> _Stated exercise_:
Please copy out everything from the first of the lines below down to the line containing "text-line: MATERIAL ESTUDADO: dois", including both of those lines, with no changes.

> _Page element annotations_:
━━━━━━━━━━
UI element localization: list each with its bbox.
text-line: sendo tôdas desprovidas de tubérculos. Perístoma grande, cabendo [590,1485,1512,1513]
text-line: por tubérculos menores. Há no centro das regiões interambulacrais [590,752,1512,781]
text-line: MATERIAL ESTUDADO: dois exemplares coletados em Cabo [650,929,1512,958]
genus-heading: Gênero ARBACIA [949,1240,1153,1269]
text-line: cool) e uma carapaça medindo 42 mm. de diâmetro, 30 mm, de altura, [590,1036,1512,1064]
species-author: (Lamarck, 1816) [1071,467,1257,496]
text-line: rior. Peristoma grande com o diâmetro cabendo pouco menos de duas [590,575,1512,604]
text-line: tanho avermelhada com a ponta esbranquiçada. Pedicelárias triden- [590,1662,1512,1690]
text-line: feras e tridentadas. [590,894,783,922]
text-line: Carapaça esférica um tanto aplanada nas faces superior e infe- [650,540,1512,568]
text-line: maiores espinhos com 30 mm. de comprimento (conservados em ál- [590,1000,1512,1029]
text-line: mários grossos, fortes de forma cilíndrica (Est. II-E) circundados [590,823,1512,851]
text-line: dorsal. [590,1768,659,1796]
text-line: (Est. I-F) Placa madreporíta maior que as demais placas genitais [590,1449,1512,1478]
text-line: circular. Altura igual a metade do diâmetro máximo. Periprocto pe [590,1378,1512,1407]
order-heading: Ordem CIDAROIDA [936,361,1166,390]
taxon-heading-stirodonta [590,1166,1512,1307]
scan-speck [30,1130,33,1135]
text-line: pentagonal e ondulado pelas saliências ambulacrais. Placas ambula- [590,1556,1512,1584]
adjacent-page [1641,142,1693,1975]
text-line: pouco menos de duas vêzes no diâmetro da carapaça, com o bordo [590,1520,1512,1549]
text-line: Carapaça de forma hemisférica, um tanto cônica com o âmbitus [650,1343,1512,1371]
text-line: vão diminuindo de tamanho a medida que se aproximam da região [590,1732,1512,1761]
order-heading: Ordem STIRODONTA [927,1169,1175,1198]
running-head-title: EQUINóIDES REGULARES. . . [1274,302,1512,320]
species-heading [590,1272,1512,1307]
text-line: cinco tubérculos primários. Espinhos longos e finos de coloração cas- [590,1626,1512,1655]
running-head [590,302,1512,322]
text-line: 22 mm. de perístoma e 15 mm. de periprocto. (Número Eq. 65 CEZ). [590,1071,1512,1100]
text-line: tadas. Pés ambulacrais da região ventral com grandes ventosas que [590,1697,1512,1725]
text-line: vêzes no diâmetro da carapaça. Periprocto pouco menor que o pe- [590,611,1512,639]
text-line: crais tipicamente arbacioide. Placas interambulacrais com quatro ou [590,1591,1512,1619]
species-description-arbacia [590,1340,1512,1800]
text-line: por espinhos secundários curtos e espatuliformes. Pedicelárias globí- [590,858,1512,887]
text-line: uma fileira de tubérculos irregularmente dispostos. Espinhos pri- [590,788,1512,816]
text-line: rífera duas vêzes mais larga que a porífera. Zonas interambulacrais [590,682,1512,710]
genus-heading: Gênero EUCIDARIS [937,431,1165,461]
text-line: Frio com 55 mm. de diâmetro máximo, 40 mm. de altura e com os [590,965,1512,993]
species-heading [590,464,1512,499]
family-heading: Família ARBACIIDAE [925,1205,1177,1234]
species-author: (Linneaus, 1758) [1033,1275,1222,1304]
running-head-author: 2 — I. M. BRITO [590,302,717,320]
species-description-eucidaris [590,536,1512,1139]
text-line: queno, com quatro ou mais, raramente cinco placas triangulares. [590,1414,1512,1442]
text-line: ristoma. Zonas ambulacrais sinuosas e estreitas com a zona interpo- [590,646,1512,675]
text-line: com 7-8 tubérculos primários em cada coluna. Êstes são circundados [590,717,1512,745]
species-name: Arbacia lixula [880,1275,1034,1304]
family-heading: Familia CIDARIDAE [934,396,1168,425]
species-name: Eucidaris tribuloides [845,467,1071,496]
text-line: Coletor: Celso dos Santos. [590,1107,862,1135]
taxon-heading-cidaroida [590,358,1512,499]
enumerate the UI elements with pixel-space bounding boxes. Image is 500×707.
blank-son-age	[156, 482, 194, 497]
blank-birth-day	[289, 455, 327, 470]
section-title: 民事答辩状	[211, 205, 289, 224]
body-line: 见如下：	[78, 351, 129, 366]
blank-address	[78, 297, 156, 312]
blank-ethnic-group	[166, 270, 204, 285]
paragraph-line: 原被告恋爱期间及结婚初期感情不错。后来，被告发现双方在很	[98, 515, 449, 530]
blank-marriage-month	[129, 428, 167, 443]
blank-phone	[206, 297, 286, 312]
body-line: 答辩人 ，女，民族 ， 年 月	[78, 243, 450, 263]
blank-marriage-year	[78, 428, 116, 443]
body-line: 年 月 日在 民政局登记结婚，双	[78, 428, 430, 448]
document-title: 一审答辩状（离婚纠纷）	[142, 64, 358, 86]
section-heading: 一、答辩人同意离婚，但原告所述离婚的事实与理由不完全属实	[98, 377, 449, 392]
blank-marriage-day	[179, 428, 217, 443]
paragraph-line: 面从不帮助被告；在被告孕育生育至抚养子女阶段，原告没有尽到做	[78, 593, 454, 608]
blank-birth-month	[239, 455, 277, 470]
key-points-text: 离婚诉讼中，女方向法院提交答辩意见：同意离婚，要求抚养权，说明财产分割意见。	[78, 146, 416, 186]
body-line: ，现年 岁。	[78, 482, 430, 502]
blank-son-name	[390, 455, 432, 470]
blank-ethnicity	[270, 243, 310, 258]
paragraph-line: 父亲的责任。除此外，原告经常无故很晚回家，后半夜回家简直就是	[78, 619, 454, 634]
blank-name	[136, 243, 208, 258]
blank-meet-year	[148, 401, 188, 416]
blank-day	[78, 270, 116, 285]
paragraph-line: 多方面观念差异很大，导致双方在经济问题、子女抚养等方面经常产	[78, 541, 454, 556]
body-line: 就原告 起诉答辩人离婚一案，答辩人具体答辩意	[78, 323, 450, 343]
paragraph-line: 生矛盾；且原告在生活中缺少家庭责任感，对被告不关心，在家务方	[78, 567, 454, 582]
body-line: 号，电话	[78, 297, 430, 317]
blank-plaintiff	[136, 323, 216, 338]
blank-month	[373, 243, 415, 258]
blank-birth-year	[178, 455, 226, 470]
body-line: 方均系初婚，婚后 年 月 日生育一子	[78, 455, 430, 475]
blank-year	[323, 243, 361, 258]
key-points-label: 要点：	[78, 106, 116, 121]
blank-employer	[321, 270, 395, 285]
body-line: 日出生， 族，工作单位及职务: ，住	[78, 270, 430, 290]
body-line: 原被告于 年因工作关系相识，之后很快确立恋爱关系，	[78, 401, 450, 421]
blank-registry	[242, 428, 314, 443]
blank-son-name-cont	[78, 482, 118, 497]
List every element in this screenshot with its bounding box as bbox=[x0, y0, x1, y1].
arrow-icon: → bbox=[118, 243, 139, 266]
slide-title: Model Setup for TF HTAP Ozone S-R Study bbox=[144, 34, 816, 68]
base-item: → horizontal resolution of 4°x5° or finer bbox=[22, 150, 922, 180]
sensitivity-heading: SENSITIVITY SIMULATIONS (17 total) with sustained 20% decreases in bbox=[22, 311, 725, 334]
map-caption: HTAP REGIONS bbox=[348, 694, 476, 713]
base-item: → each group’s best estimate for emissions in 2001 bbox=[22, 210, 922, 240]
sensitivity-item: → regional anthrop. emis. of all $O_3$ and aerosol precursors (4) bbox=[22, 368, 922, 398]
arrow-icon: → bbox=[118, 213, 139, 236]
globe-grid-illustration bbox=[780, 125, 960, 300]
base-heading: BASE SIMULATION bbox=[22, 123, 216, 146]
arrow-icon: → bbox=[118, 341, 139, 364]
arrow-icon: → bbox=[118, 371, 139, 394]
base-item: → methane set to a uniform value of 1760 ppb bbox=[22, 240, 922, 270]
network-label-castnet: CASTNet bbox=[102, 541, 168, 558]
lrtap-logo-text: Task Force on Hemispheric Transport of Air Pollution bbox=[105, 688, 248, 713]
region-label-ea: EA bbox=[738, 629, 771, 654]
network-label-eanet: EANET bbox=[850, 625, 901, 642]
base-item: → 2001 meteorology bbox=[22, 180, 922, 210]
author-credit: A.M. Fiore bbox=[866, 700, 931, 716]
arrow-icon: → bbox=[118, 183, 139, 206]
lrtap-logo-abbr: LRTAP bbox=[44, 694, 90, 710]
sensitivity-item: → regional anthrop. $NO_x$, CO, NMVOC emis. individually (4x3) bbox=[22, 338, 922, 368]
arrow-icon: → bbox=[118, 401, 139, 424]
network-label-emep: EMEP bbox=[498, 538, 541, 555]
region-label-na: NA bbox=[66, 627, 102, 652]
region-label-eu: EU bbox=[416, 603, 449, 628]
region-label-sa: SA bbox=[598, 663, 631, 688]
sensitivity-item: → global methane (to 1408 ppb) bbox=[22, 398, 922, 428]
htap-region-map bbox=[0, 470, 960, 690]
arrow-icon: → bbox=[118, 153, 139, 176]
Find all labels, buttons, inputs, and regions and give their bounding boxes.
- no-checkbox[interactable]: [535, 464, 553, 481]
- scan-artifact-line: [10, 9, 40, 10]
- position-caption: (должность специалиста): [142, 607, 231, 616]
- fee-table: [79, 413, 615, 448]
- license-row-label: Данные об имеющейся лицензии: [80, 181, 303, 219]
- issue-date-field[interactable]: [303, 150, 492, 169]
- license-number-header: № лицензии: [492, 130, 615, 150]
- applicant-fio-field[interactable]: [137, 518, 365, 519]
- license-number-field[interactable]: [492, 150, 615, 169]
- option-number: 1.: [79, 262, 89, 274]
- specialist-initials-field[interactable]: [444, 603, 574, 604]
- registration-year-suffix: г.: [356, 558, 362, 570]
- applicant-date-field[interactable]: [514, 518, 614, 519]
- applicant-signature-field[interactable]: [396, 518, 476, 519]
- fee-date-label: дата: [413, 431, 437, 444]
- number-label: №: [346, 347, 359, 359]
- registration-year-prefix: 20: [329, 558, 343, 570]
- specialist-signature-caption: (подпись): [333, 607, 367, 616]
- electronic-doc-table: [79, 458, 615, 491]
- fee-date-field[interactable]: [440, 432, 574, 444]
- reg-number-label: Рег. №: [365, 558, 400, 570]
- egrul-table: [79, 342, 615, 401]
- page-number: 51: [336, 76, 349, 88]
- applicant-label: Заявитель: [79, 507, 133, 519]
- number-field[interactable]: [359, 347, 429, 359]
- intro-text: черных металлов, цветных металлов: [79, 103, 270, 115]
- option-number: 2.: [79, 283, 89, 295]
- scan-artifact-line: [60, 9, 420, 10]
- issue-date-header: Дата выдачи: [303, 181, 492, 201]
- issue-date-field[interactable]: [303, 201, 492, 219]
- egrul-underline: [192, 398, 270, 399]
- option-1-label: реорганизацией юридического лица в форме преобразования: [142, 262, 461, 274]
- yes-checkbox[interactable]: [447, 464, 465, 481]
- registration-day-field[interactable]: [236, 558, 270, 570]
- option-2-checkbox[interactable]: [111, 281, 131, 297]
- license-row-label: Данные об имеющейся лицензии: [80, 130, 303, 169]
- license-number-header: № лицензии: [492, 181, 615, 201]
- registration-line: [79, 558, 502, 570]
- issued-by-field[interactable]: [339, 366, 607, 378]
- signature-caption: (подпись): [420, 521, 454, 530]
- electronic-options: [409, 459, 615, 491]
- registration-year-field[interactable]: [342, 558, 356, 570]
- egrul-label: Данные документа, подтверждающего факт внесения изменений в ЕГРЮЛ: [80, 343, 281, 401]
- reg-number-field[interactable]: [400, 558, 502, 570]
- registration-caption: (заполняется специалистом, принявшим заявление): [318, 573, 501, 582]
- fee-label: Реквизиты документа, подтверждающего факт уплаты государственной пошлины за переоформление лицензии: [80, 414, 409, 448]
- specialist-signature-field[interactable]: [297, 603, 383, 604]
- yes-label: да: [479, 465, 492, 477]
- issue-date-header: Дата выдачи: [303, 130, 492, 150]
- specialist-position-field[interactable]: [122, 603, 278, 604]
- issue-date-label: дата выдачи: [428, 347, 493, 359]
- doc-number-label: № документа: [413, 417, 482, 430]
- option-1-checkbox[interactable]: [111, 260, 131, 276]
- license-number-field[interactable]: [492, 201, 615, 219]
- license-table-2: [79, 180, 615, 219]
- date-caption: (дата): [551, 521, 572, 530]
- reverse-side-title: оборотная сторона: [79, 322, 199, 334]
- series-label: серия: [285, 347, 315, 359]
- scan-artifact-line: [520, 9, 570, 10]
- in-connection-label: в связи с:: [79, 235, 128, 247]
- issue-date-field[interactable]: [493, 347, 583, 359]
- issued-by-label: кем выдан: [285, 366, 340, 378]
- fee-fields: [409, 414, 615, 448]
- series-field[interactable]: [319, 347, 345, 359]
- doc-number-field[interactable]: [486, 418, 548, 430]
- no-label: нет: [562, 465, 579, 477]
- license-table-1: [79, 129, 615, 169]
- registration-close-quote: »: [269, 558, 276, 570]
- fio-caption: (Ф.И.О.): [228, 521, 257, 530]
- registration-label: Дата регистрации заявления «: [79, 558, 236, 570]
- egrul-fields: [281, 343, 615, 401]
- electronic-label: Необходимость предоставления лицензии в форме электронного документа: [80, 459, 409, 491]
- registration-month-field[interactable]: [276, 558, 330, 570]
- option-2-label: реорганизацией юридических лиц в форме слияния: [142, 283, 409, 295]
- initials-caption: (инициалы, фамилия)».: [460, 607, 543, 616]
━━━━━━━━━━
> _Complete answer_:
UI element localization: list each with its bbox.
text-line: sendo tôdas desprovidas de tubérculos. Perístoma grande, cabendo [590,1485,1512,1513]
text-line: por tubérculos menores. Há no centro das regiões interambulacrais [590,752,1512,781]
text-line: MATERIAL ESTUDADO: dois exemplares coletados em Cabo [650,929,1512,958]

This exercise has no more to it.